#### RECORDS FOR THE EXERCISE

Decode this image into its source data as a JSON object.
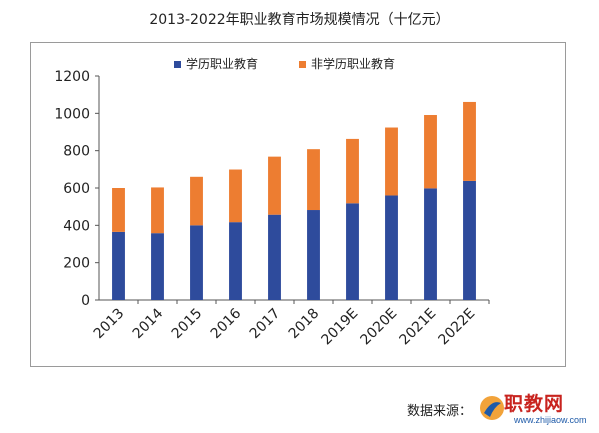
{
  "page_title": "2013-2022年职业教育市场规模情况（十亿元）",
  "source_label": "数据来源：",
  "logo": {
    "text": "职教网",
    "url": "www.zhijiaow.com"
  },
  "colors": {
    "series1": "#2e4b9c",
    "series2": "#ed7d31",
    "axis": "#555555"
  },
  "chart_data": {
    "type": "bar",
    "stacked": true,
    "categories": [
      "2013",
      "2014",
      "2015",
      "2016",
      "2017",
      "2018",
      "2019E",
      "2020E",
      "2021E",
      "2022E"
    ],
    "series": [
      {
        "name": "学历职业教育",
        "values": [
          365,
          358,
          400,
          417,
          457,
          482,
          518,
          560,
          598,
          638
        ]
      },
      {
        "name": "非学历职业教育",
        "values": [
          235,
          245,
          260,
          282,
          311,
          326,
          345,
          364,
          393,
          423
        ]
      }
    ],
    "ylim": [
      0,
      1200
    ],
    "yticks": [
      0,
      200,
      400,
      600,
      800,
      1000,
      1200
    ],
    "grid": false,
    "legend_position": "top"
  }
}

########
#### RECORDS FOR THE EXERCISE

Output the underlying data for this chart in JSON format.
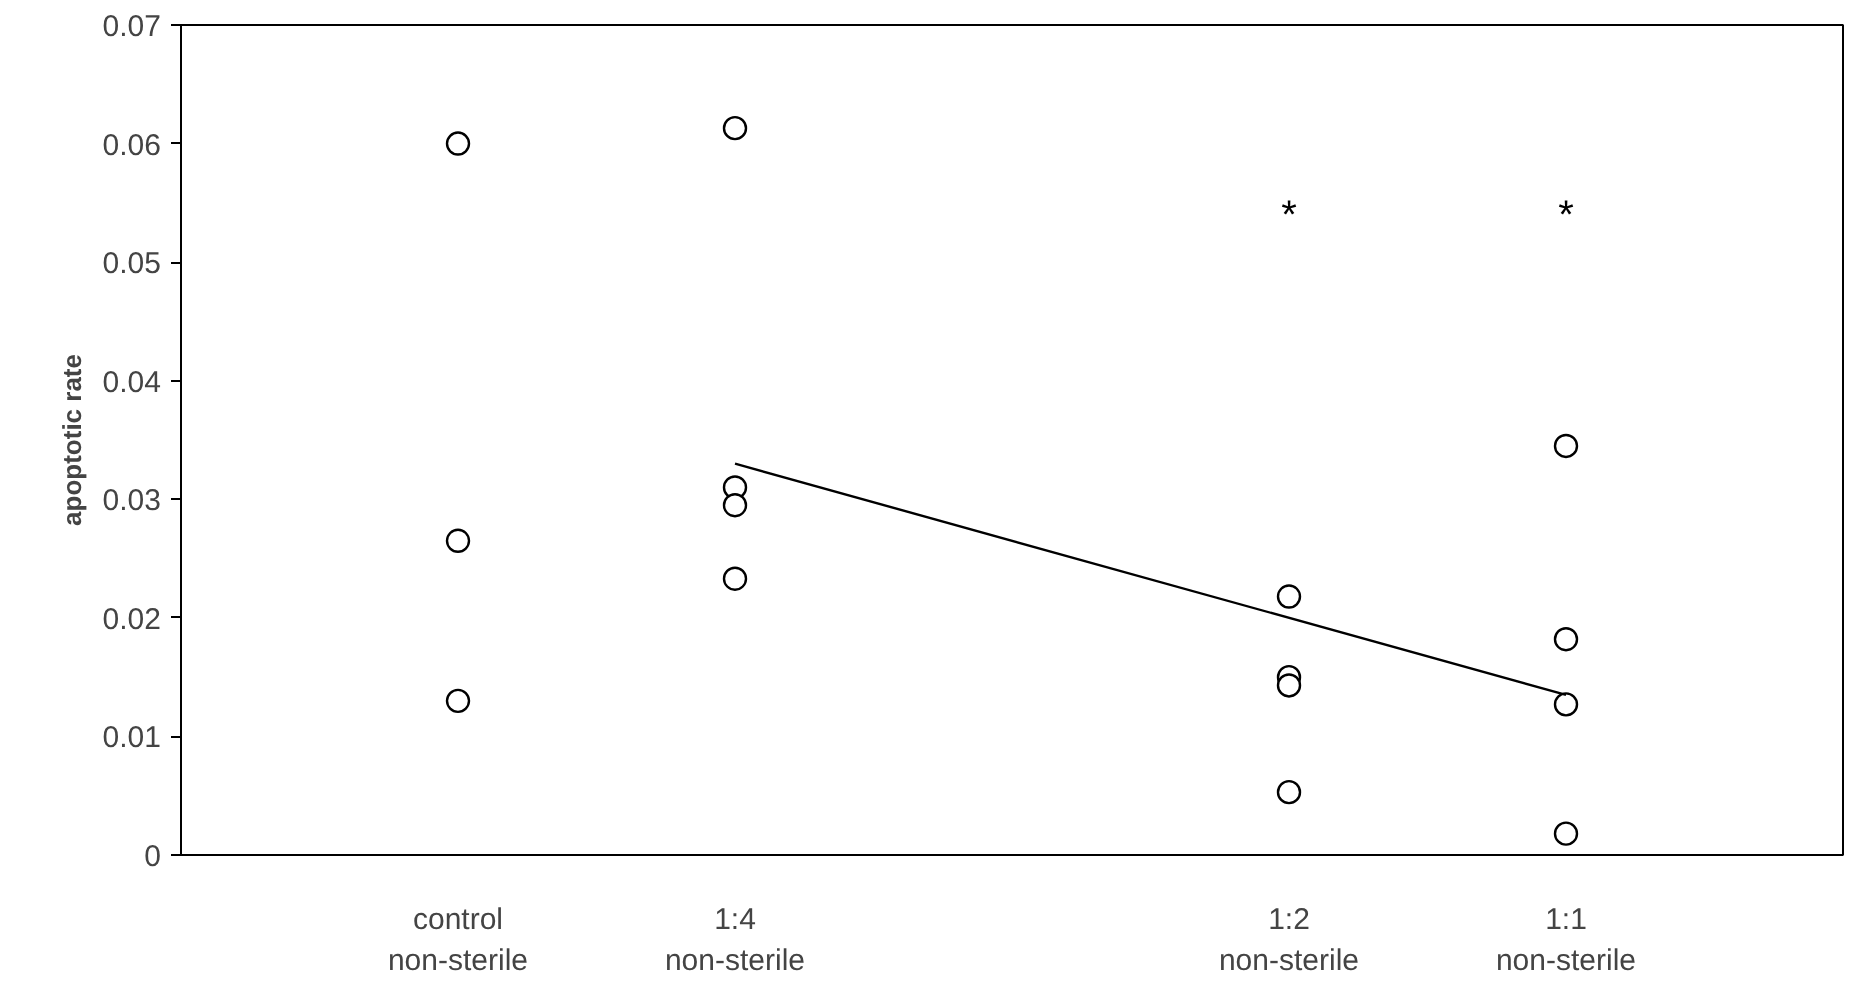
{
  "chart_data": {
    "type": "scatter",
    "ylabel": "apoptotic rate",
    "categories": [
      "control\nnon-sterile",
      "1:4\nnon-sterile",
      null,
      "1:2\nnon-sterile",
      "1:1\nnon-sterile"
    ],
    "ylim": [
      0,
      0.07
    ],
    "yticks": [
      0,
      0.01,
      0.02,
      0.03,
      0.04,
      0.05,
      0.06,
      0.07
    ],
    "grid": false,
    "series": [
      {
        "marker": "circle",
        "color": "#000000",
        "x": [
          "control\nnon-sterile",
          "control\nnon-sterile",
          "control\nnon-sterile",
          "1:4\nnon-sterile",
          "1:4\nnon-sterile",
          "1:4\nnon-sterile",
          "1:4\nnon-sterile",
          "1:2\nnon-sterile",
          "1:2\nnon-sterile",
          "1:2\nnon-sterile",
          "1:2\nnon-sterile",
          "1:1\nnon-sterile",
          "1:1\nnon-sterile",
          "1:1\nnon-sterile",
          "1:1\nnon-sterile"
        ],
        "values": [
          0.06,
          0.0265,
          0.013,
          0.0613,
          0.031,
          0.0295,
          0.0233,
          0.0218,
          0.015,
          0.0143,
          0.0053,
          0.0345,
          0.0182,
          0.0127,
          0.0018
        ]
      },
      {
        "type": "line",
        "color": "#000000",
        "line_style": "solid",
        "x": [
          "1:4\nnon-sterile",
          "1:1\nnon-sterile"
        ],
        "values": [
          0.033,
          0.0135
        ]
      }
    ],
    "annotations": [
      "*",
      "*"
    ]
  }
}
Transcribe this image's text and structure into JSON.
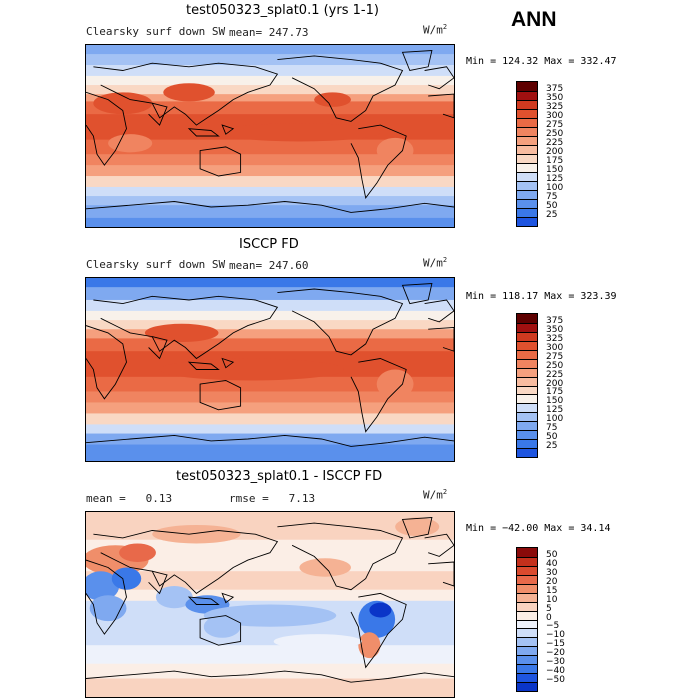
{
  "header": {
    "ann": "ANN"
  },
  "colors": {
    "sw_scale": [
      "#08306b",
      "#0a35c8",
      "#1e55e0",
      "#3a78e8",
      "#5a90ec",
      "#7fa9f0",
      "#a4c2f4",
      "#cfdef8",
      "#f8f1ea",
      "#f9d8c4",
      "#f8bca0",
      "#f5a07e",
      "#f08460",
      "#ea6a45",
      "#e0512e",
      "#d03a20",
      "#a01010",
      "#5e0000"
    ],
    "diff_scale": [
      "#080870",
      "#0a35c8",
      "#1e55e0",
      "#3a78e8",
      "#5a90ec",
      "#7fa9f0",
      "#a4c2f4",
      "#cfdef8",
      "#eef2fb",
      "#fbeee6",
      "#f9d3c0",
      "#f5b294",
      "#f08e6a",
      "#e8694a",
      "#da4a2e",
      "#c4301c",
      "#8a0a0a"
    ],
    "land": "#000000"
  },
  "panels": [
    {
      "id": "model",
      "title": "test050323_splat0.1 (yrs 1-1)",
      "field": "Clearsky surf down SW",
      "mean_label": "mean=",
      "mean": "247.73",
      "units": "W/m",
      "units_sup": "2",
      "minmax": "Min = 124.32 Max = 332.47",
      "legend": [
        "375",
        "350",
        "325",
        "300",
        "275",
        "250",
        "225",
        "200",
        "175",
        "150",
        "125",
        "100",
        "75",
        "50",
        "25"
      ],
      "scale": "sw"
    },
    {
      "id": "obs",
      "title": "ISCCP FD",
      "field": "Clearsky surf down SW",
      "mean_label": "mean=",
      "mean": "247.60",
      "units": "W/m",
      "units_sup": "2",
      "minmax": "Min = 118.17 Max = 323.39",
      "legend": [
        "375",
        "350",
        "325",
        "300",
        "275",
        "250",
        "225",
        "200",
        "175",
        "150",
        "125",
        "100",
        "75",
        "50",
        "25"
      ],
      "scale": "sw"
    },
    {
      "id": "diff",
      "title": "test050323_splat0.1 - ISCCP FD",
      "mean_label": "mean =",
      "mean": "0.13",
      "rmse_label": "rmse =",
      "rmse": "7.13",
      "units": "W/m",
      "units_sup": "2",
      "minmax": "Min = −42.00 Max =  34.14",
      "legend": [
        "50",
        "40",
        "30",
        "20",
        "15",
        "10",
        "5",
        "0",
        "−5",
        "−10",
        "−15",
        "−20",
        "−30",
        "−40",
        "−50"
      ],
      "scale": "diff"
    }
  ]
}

########

=== EXERCISE ===
Gather up the lines that contain the word "this".

=== EXERCISE RESULT ===
Decode this image into its source data as a JSON object.
Output the underlying data for this chart in JSON format.
Transcribe this image's text and structure into JSON.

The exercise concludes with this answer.